* [EXERCISE TASK A] According to the text on Schnorr signatures, why did Bitcoin not use them originally?
* [EXERCISE TASK B] Pick up the text on Schnorr signatures right after its last sentence and carry it on.

* [TEXT EXTRACT]
--

Latest revision as of 09:52, 15 September 2021

Bitcoin currently uses the ECDSA algorithm to generate cryptographic signatures for a given message and secp256k1 keypair. Schnorr is an alternative algorithm with several advantages. One key advantage is that when multiple keys are used to sign the same message with Schnorr, the resulting signatures can be combined into a single signature. This can be used to significantly reduce the size of multisig payments and other multisig related transactions, for example lightning channel transactions.

The main reason that Bitcoin did not originally use Schnorr signatures is that Schnorr was not standardized, and was not available in common crypto libraries.

Technical details

Schnorr signatures are a proposed future extension that give a new way to generate signatures (R,s) on a hash h.

Given a hash value h, hash function f(), private key x, group generator G, and public key P=xG, we can generate a Schnorr signature on h as follows:

Choose a random nonce k. Let R=Gk, and let s = k - f(h . R . P)x. The Schnorr signature is the pair (R, s). Note that R is a public key, so would require 33 bytes to represent (32 bytes + 1 bit indicating "even" vs "odd").

--

* [RECORDED INFORMATION]
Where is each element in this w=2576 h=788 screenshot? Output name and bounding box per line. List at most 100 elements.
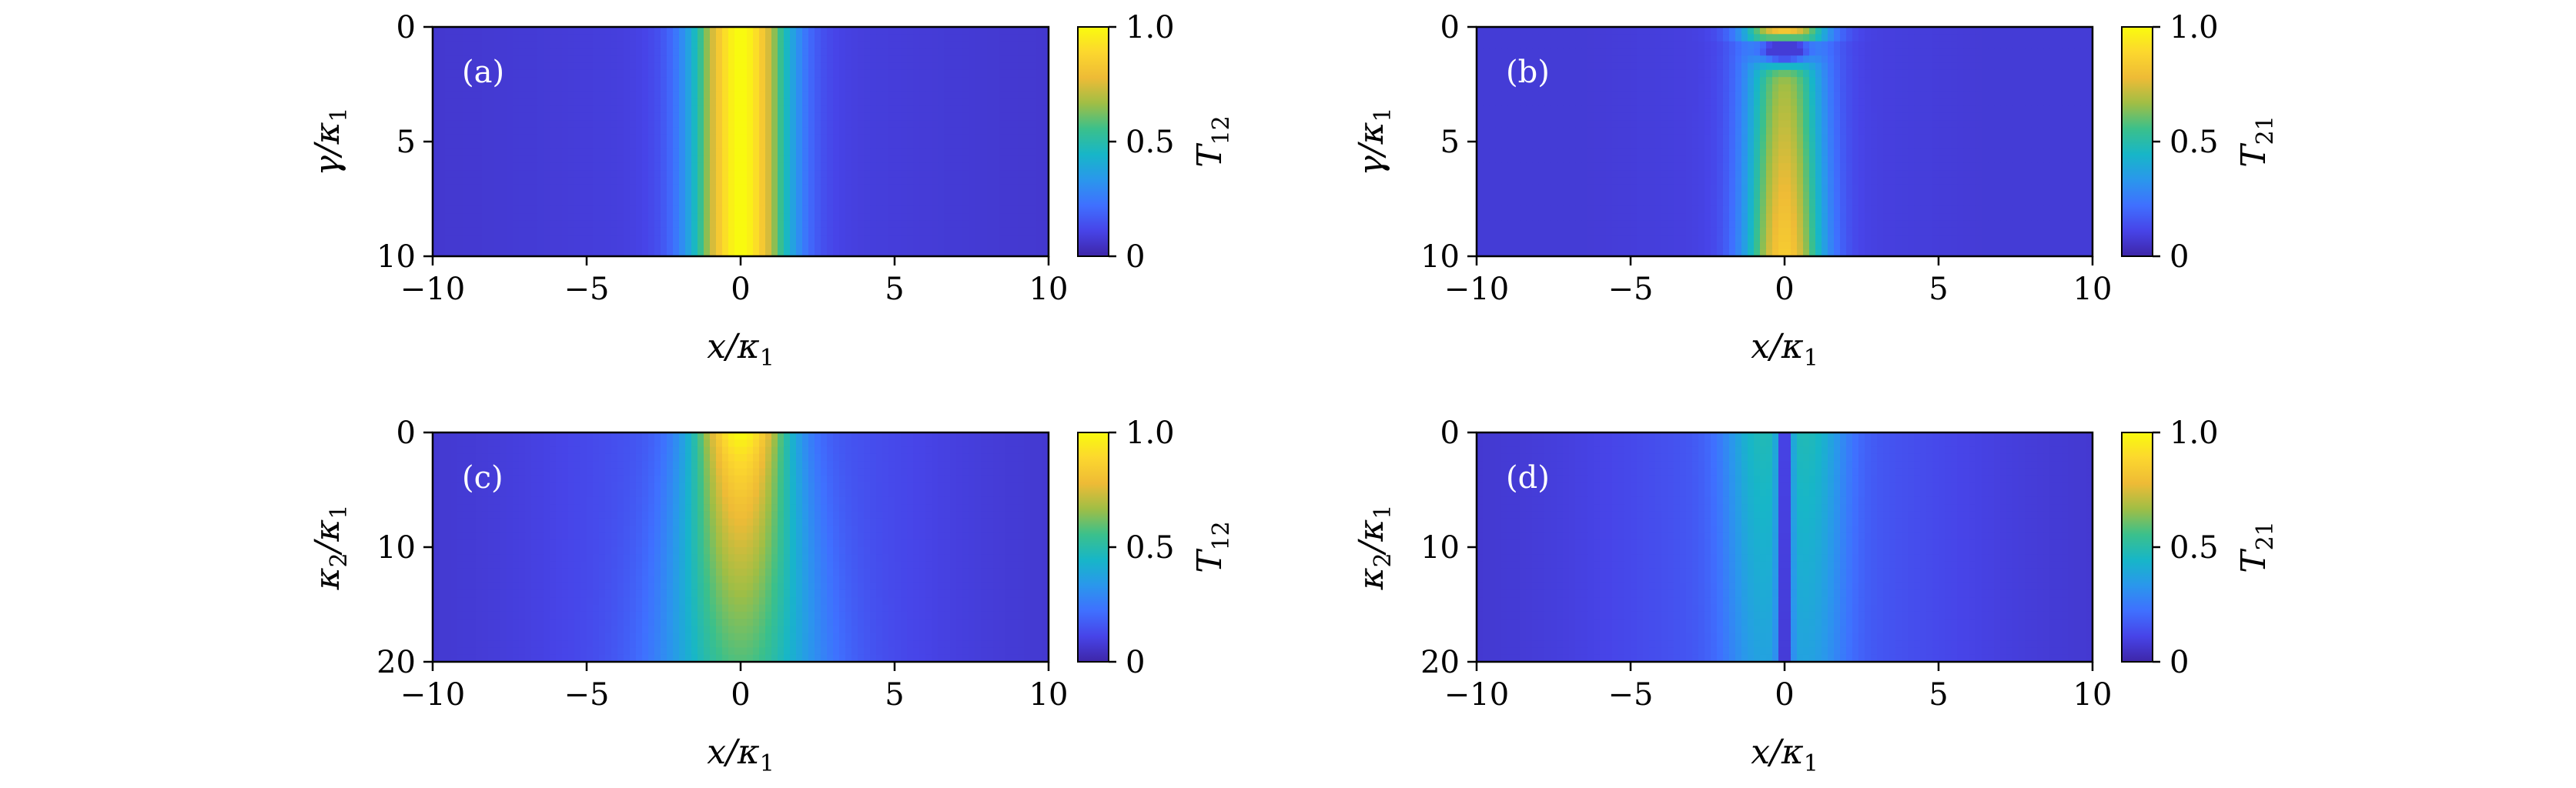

--

* [REPLY A] Schnorr was not standardized and was not available in common crypto libraries.

* [REPLY B]
To check the validity of a signature (R, s) against a public key P, do the following:

Note that sG = (k- f(h . R . P)x)G = kG - f(h . R . P)xG = R - f(h . R . P)P. So we simply compare sG + f(h . R . P)P to R to check the signature.

An advantage of this method is that, if parties cooperate, we can generate a single signature that validates two or more separate transactions.

Choose h1, h2, x1, x2, G, P1=Gx1, P2=Gx2. Each party chooses a nonce yielding k1 and k2, and publicly shares R1=Gk1, R2=Gk2.

Let R = R1+R2. Each signer generates an s, s1 = k1 - f(h . R . P)x1, s2 = k2 - f(h . R . P)x2. The signature (R, s) where s = s1 + s2 proves both transactions are signed.

Note that sG = (s1 + s2)G = s1G + s2G = (k1 - f(h . R . P)x1)G + (k2 - f(h . R . P)x2)G = k1G - f(h . R . P)x1G + k2G - f(h . R . P)x2G = R1 + R2 - f(h . R . P)(P1 + P2) = R - f(h . R . P)(P1 + P2)

To verify, check that sG +f(h . R . P)(P1+P2) is R.

This can be easily generalized from 2 to N.